WHAT IS EXPECTED
In the data below, find every line that has the string "Research", and copy it.

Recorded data
= = = = = = =

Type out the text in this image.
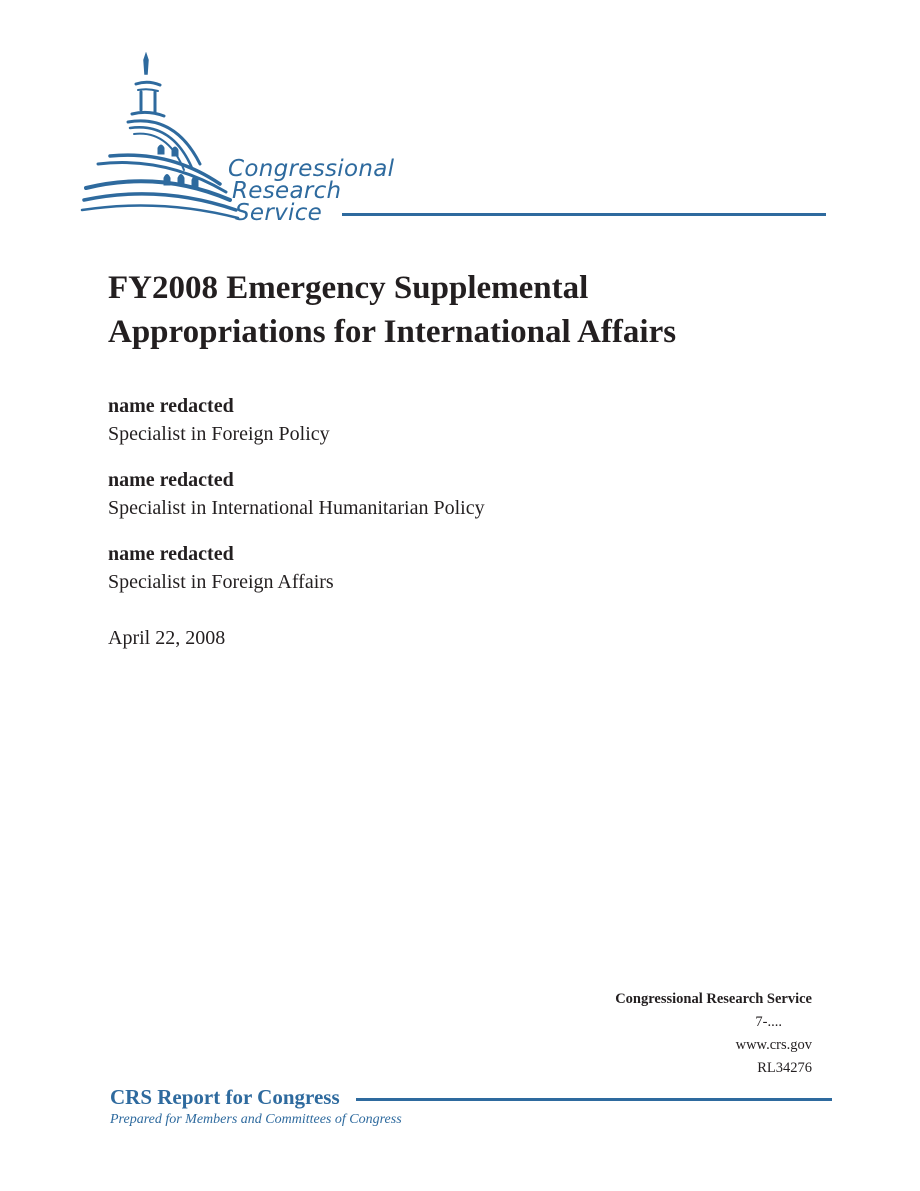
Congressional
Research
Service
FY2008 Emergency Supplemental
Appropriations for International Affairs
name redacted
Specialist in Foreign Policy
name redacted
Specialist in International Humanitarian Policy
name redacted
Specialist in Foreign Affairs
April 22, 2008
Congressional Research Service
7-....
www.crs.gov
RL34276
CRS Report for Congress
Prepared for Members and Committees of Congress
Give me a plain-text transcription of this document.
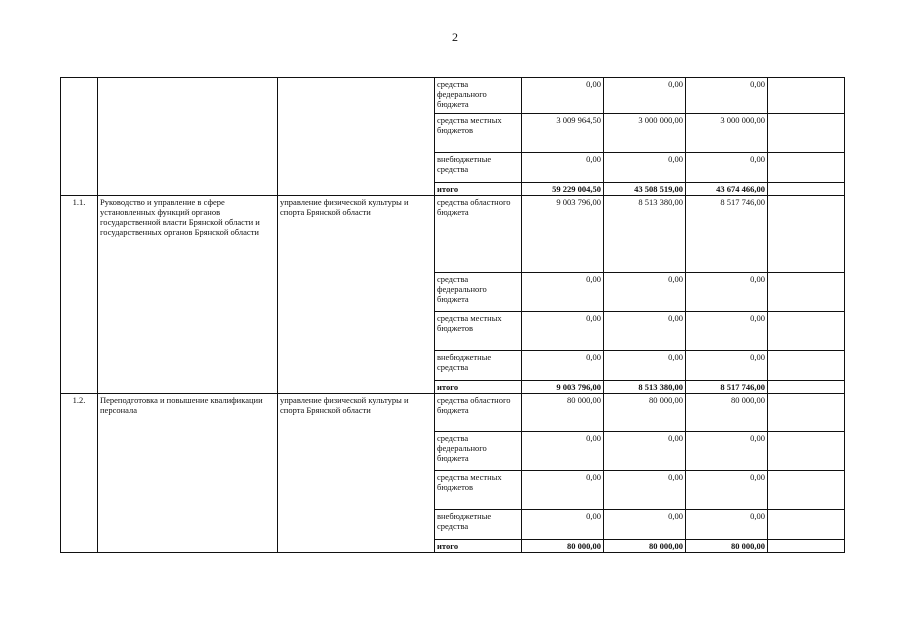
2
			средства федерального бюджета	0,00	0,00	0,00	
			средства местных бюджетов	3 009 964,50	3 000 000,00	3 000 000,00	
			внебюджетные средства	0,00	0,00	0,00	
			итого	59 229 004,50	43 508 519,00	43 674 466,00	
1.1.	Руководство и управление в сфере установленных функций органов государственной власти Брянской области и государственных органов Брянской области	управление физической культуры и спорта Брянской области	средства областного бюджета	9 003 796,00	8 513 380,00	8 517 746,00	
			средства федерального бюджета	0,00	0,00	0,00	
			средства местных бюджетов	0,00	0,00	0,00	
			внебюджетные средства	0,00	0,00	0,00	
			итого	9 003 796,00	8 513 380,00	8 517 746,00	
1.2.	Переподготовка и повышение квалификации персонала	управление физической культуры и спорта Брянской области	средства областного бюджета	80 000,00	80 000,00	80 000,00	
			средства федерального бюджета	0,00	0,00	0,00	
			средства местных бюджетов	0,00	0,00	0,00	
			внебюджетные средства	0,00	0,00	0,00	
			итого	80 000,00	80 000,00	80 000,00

= = = = = = =

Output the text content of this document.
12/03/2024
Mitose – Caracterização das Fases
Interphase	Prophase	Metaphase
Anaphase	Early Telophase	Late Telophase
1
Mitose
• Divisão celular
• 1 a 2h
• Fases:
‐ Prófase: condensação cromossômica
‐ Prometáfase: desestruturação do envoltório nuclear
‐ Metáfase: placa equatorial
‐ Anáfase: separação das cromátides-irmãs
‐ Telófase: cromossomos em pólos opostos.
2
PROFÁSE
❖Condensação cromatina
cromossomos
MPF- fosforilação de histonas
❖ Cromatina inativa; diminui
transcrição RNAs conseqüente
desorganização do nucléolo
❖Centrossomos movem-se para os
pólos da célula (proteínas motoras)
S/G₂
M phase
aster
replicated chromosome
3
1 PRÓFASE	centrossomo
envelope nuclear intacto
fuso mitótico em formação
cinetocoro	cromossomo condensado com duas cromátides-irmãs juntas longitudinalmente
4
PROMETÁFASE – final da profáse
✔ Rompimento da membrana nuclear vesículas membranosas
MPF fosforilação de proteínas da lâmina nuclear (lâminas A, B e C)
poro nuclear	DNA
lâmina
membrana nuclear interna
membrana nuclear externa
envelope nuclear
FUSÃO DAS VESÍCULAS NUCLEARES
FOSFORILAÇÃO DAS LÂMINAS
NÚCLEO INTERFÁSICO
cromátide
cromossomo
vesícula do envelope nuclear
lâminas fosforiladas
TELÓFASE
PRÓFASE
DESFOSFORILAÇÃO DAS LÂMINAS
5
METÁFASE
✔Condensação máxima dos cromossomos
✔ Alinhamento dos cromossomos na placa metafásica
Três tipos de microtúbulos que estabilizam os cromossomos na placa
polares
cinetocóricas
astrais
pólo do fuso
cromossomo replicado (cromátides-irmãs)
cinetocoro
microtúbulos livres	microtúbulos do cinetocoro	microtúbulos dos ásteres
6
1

= = = = = = =

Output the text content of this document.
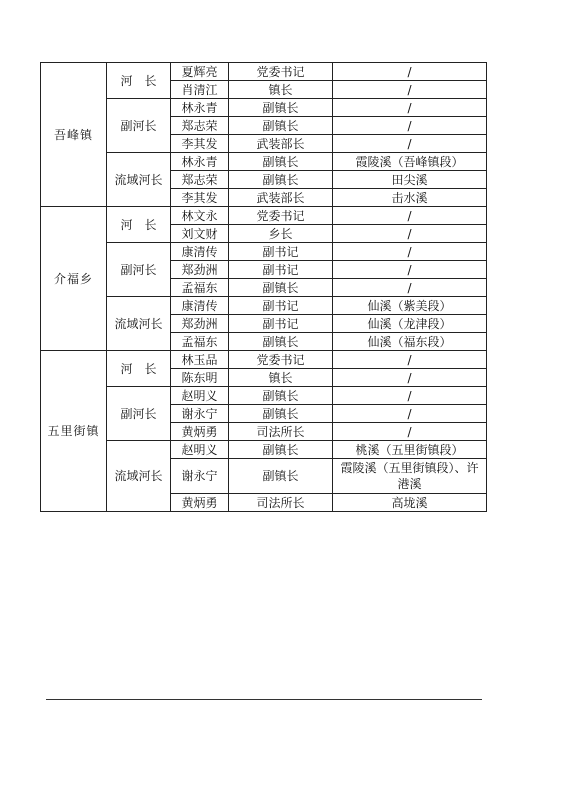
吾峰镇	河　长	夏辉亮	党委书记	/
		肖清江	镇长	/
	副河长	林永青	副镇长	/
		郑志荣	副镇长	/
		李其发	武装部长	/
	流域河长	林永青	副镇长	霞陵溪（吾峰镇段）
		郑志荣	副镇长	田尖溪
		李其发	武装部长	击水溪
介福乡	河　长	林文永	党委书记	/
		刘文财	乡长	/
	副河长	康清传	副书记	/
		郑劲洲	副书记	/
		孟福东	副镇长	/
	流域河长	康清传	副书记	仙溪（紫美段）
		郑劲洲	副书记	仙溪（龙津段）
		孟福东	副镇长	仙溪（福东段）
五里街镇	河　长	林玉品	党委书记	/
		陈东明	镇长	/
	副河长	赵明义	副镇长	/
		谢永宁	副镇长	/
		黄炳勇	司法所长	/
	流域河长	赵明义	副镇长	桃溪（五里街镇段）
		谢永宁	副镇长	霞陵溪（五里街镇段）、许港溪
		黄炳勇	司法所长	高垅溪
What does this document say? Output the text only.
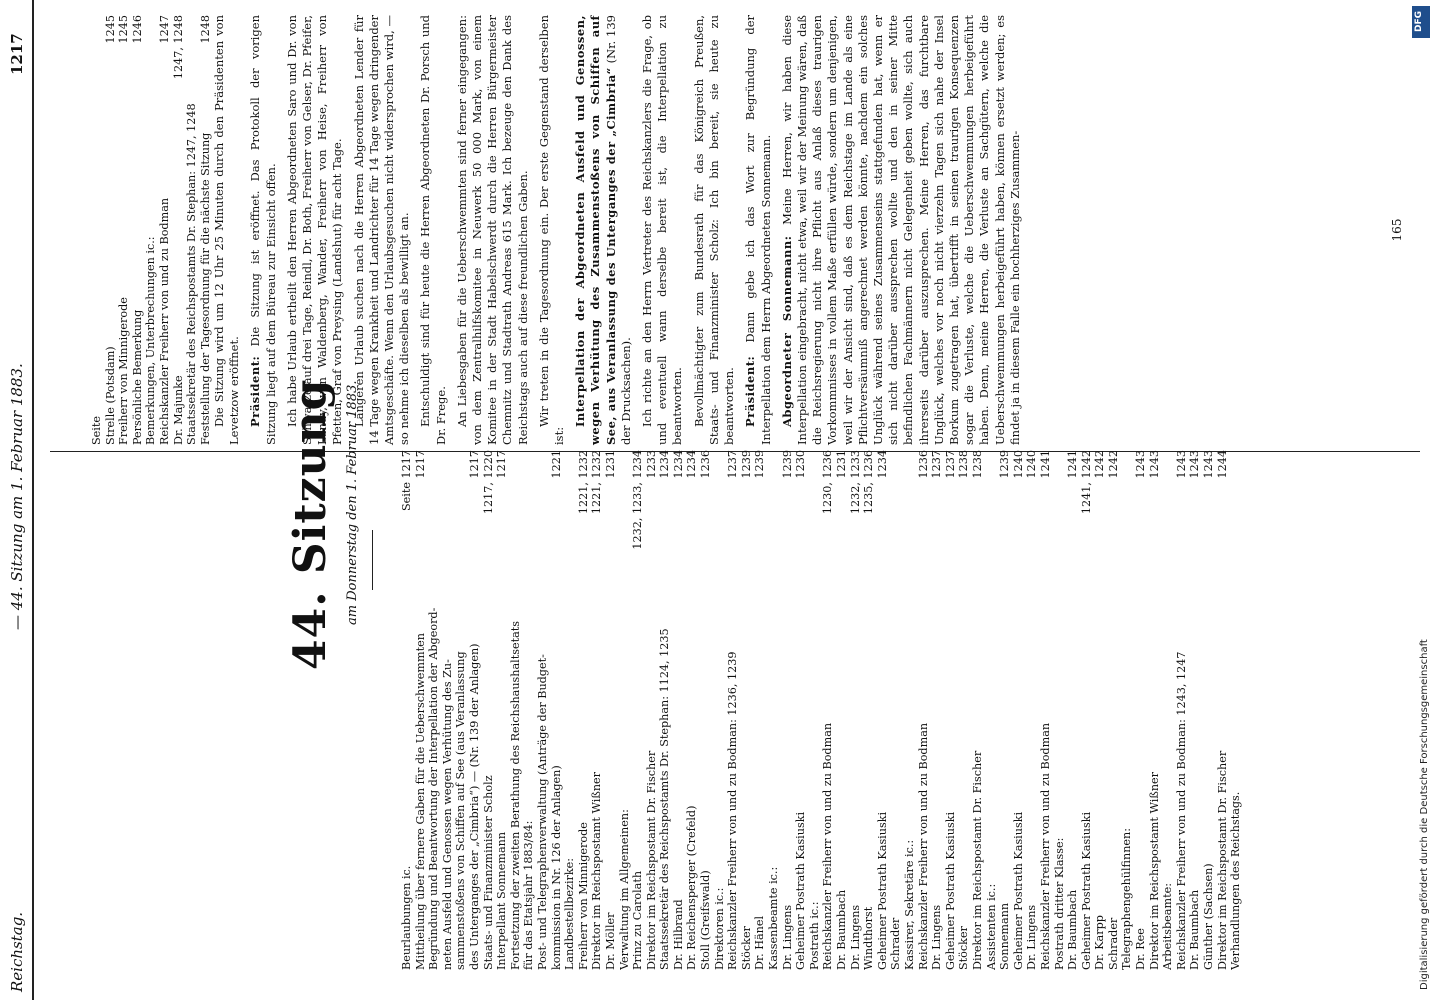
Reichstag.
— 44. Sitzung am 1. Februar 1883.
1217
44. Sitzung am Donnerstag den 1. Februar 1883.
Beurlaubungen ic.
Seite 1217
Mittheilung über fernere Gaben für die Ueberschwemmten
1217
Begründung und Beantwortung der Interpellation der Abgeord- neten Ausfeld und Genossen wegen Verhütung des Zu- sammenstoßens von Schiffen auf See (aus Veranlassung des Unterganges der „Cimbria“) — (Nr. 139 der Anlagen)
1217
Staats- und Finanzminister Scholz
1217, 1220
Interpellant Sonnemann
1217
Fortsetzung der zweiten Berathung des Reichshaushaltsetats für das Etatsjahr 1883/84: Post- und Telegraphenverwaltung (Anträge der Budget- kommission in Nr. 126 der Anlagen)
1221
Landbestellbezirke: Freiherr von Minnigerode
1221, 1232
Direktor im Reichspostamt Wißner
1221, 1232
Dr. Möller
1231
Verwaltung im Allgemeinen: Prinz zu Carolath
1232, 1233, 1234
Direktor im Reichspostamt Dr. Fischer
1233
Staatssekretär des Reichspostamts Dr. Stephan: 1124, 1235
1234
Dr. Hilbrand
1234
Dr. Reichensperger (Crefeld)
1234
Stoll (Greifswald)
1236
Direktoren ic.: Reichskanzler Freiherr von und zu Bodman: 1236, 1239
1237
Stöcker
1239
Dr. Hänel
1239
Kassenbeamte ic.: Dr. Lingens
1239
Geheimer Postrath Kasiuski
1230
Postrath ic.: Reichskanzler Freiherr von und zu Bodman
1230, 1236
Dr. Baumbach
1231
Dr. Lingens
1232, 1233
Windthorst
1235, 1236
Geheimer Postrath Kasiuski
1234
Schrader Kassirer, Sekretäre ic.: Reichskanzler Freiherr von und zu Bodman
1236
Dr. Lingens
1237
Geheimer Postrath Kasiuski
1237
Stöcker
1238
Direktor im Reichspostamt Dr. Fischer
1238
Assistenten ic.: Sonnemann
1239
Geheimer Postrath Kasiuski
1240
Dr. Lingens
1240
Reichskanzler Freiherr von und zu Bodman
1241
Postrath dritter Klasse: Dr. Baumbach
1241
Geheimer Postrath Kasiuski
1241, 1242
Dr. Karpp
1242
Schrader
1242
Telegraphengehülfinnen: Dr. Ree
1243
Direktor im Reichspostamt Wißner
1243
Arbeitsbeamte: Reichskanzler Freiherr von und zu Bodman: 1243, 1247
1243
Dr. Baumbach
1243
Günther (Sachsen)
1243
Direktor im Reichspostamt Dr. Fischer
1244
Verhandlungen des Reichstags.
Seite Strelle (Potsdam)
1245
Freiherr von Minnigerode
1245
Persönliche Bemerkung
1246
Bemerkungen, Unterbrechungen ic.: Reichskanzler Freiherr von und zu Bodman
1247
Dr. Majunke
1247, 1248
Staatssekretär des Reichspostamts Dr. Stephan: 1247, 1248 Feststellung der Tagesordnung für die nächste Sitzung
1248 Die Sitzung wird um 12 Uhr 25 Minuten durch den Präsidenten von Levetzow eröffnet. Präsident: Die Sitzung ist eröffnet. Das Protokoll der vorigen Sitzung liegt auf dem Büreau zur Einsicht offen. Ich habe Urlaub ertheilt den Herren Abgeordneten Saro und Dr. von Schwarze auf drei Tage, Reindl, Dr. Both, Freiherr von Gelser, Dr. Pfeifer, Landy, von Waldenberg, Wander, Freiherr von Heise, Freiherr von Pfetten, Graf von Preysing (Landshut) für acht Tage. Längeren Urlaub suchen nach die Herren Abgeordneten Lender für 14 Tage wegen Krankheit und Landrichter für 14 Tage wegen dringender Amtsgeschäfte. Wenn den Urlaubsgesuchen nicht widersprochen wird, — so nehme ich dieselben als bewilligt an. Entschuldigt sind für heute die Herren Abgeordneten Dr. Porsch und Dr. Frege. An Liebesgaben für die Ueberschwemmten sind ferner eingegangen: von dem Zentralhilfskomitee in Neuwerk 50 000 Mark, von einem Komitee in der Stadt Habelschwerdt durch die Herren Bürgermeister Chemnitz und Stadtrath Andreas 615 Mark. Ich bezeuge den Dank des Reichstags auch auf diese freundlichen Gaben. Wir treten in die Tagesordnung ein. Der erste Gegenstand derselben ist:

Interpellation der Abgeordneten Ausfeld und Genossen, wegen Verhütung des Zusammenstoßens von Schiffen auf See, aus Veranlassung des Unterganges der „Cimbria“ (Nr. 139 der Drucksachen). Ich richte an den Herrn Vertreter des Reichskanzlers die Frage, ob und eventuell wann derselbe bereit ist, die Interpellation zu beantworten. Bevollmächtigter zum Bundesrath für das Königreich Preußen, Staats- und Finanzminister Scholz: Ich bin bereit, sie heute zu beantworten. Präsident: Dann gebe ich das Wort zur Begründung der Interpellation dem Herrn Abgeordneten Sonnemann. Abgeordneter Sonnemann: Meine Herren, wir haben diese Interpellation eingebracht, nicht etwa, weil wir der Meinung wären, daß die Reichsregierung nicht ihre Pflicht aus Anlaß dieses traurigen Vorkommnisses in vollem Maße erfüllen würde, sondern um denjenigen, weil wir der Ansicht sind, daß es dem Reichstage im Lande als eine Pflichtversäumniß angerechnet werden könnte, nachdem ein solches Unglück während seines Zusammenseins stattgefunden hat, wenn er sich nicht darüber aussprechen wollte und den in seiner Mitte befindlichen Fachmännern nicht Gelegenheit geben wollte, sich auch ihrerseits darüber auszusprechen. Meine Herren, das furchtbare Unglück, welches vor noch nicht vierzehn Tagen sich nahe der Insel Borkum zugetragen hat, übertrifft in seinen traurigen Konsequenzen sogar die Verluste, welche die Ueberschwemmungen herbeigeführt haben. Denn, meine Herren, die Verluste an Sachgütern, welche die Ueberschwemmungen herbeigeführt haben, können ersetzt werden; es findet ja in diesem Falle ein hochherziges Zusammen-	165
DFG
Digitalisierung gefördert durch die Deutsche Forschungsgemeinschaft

= = = = = = =

FINISHED ANSWER
Research
Congressional Research Service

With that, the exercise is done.